▶ **What this task involves**:
Go through the records and show each line where the word "name" occurs.

[Data entries for graphics]
※
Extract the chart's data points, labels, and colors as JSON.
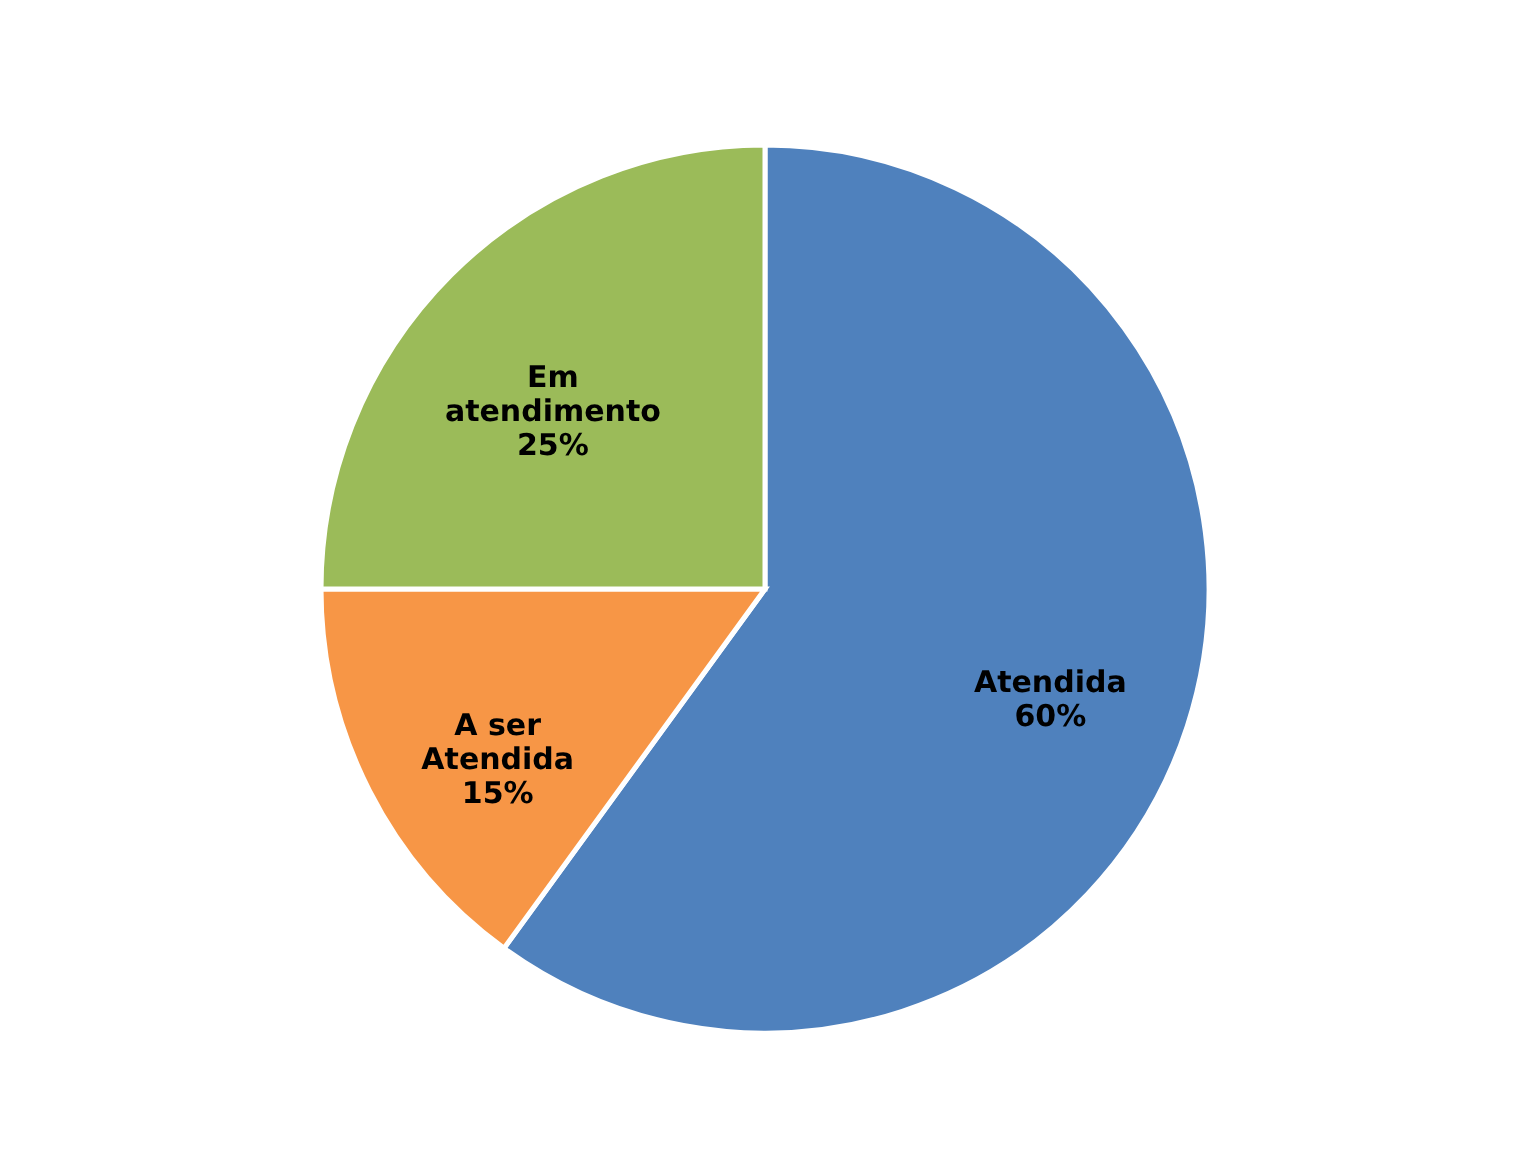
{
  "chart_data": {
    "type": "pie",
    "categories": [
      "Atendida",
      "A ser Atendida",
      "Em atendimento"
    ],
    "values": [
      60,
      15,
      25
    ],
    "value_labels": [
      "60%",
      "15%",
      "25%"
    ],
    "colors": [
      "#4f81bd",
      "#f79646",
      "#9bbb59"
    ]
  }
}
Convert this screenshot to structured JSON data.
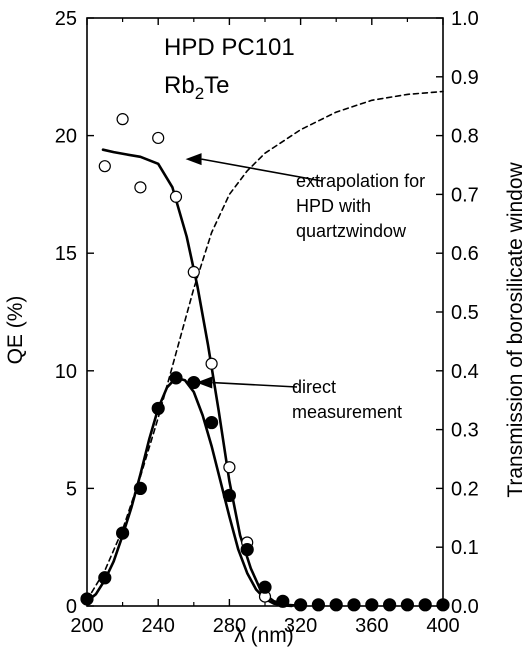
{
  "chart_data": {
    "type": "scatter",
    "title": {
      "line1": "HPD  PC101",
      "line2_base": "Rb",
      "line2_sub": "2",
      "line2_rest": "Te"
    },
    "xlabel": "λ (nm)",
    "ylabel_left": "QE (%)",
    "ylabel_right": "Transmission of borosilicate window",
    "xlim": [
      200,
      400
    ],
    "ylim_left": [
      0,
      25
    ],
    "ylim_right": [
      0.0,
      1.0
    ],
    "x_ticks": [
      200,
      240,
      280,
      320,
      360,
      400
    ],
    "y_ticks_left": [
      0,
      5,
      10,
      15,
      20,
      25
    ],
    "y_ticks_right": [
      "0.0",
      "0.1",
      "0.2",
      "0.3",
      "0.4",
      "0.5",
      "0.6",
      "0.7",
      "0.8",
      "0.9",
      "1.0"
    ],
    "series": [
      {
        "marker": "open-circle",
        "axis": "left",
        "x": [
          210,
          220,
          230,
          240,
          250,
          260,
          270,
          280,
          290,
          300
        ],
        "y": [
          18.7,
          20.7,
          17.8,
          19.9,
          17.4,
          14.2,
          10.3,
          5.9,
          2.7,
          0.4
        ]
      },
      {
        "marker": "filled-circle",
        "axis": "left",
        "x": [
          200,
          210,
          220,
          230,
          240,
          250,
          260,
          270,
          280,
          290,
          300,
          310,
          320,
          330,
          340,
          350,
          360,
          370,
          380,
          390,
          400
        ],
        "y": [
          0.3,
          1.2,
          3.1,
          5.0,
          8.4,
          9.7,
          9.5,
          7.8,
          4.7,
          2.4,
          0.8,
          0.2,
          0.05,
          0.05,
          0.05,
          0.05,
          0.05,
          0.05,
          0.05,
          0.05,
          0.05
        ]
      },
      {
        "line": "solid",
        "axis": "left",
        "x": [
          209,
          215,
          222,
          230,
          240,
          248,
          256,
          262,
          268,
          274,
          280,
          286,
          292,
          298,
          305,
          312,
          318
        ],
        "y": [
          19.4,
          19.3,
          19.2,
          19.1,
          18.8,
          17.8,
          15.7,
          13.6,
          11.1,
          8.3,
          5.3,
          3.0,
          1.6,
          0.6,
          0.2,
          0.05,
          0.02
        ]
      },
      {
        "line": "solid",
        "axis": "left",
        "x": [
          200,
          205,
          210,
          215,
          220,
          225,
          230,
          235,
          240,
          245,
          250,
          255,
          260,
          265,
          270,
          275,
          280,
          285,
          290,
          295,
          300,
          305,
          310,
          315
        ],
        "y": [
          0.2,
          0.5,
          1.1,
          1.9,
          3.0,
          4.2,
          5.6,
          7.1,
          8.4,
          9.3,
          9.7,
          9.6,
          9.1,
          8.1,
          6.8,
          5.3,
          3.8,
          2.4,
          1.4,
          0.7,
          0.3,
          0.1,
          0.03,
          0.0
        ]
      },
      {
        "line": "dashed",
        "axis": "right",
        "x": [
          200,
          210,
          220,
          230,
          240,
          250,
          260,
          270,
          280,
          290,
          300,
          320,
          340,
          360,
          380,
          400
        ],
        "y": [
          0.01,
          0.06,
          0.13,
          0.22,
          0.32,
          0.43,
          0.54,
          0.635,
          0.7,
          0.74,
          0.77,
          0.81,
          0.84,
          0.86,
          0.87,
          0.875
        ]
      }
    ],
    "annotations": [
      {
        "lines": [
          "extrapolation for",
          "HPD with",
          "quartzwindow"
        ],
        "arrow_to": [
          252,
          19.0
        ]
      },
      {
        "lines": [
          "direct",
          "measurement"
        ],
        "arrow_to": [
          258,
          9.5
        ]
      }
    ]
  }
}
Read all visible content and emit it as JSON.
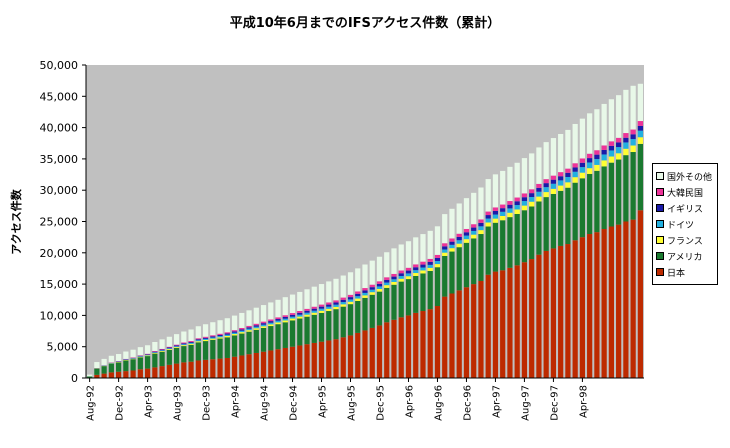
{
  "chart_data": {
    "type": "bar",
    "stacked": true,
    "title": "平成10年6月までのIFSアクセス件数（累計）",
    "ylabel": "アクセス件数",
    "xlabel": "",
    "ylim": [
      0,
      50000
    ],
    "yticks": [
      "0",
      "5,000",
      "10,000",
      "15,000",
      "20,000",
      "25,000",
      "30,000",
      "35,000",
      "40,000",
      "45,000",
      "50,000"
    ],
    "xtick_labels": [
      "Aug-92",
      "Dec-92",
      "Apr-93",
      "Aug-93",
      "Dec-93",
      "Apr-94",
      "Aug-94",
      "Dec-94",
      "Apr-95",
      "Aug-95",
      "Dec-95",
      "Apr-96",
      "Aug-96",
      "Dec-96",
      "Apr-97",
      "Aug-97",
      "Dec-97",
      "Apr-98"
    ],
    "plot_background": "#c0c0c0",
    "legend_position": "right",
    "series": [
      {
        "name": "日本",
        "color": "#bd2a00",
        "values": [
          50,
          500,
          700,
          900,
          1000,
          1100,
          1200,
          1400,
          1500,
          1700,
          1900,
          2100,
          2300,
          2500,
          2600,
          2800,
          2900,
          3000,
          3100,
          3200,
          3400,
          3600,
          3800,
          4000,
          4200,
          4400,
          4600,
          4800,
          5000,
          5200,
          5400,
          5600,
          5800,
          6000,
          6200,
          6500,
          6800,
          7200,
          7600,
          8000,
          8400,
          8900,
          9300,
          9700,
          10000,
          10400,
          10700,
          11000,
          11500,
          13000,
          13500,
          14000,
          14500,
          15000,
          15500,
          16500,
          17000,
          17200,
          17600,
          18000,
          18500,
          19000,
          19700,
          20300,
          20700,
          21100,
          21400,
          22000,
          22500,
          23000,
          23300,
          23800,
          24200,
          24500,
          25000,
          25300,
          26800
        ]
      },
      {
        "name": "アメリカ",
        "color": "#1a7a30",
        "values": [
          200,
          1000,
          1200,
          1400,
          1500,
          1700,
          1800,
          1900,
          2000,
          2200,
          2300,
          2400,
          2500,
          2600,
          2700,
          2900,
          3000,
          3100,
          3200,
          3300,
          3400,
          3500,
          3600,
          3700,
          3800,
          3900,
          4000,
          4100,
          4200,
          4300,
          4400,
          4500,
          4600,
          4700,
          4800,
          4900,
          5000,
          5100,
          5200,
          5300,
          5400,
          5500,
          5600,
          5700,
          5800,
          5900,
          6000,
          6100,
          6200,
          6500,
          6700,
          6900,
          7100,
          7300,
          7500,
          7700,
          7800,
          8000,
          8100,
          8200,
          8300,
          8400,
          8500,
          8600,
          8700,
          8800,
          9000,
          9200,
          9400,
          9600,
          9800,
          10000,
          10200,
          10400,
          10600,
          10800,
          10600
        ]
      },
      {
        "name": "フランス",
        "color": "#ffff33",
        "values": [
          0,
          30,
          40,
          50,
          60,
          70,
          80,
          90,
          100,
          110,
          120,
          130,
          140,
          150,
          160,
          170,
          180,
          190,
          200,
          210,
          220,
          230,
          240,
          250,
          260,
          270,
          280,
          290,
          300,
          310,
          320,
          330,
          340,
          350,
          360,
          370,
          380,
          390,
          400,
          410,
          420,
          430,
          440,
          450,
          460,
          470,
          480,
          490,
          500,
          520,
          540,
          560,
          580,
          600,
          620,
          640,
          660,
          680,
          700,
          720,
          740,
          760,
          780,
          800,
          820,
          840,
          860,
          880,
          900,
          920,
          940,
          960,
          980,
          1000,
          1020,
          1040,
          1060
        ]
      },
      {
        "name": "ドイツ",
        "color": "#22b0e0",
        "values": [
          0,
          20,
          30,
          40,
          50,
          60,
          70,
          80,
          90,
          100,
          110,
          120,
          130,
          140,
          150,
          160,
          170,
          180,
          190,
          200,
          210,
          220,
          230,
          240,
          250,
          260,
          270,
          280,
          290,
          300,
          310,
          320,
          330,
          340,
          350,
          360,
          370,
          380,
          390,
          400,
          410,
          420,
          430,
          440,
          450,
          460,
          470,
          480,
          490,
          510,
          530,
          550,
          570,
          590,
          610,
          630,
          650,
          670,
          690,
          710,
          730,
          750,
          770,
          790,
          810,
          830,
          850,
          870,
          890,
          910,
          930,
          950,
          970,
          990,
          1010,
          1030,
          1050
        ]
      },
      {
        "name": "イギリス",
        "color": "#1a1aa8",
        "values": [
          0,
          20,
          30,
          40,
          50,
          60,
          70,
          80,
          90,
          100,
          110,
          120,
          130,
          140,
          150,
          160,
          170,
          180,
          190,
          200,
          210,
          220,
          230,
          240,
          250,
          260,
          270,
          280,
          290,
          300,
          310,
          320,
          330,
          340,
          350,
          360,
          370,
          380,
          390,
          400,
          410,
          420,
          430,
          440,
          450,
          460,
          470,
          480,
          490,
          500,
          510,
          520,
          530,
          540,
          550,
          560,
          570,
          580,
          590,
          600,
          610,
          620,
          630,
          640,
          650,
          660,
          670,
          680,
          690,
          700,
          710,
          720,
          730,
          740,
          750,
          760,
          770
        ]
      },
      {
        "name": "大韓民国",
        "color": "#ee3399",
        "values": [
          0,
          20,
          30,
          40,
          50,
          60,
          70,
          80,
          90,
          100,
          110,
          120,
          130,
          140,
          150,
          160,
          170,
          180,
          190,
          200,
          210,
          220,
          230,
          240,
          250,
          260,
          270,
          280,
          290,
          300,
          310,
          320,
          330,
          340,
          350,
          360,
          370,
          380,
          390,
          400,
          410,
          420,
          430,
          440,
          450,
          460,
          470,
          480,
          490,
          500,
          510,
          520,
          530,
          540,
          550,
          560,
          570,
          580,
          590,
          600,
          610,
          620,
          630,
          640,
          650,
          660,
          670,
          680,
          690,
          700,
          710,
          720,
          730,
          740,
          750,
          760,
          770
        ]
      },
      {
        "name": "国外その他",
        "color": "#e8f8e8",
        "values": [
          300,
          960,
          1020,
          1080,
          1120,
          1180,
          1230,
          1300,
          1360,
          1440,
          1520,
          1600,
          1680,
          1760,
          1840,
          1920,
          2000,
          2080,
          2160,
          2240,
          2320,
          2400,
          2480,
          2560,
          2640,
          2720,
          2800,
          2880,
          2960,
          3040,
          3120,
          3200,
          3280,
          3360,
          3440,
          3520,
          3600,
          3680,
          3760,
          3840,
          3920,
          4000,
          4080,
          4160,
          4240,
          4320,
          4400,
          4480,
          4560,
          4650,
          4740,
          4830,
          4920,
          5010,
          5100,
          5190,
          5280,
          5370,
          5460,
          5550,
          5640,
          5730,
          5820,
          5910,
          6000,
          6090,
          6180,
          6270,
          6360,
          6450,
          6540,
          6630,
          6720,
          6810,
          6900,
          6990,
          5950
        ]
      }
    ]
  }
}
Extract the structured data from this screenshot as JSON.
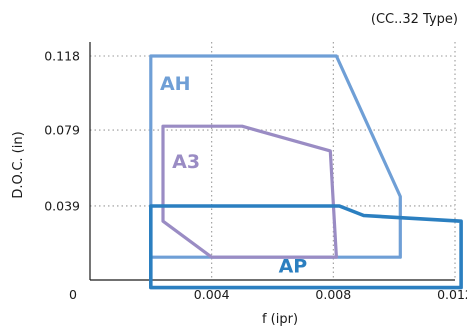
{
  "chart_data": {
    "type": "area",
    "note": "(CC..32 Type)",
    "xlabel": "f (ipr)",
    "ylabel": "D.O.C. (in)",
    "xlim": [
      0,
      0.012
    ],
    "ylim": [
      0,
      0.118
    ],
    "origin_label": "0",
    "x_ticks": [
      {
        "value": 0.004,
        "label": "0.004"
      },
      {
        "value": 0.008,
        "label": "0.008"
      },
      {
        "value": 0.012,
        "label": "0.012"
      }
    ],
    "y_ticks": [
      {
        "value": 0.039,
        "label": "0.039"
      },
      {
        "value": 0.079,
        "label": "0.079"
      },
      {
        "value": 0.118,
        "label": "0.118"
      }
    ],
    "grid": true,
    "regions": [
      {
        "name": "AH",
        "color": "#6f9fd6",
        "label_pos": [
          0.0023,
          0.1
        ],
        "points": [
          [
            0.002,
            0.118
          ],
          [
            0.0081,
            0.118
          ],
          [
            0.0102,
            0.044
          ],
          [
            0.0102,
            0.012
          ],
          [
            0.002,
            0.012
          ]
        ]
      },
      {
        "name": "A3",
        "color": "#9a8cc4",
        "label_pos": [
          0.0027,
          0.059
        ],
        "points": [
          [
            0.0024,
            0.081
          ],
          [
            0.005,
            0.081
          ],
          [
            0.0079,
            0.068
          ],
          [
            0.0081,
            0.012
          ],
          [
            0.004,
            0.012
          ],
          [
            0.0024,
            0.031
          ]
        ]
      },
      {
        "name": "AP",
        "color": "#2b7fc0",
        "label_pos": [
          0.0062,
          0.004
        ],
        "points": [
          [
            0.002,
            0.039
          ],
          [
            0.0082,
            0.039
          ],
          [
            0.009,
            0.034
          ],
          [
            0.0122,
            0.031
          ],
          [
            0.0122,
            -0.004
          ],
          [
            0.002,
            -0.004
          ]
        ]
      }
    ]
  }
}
※
▶ **Solution to the exercise**:
        "name": "日本",
        "name": "アメリカ",
        "name": "フランス",
        "name": "ドイツ",
        "name": "イギリス",
        "name": "大韓民国",
        "name": "国外その他",
        "name": "AH",
        "name": "A3",
        "name": "AP",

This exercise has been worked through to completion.